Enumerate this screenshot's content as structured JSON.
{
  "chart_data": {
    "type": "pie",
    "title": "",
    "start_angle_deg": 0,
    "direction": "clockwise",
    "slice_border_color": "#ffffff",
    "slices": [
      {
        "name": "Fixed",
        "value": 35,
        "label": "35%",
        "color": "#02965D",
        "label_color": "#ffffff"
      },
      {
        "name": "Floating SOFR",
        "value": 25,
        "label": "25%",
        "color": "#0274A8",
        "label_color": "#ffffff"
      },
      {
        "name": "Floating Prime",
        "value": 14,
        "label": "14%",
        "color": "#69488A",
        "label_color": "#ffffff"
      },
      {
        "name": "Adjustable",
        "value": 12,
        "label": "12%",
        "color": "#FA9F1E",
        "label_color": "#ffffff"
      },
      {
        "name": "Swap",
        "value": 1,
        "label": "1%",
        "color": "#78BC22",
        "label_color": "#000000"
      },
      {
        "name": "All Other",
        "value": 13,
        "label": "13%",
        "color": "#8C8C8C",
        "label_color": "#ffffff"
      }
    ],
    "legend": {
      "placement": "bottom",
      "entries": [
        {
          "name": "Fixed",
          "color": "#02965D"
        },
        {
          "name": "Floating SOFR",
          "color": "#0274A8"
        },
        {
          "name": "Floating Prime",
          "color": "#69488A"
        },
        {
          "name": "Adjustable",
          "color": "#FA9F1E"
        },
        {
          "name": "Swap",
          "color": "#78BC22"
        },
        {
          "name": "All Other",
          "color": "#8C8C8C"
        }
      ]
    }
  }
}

....

Exercise aim |
Print every record exactly as it was given.

Output below |
Enumerate this screenshot's content as structured JSON.
{
  "chart_data": {
    "type": "pie",
    "title": "",
    "start_angle_deg": 0,
    "direction": "clockwise",
    "slice_border_color": "#ffffff",
    "slices": [
      {
        "name": "Fixed",
        "value": 35,
        "label": "35%",
        "color": "#02965D",
        "label_color": "#ffffff"
      },
      {
        "name": "Floating SOFR",
        "value": 25,
        "label": "25%",
        "color": "#0274A8",
        "label_color": "#ffffff"
      },
      {
        "name": "Floating Prime",
        "value": 14,
        "label": "14%",
        "color": "#69488A",
        "label_color": "#ffffff"
      },
      {
        "name": "Adjustable",
        "value": 12,
        "label": "12%",
        "color": "#FA9F1E",
        "label_color": "#ffffff"
      },
      {
        "name": "Swap",
        "value": 1,
        "label": "1%",
        "color": "#78BC22",
        "label_color": "#000000"
      },
      {
        "name": "All Other",
        "value": 13,
        "label": "13%",
        "color": "#8C8C8C",
        "label_color": "#ffffff"
      }
    ],
    "legend": {
      "placement": "bottom",
      "entries": [
        {
          "name": "Fixed",
          "color": "#02965D"
        },
        {
          "name": "Floating SOFR",
          "color": "#0274A8"
        },
        {
          "name": "Floating Prime",
          "color": "#69488A"
        },
        {
          "name": "Adjustable",
          "color": "#FA9F1E"
        },
        {
          "name": "Swap",
          "color": "#78BC22"
        },
        {
          "name": "All Other",
          "color": "#8C8C8C"
        }
      ]
    }
  }
}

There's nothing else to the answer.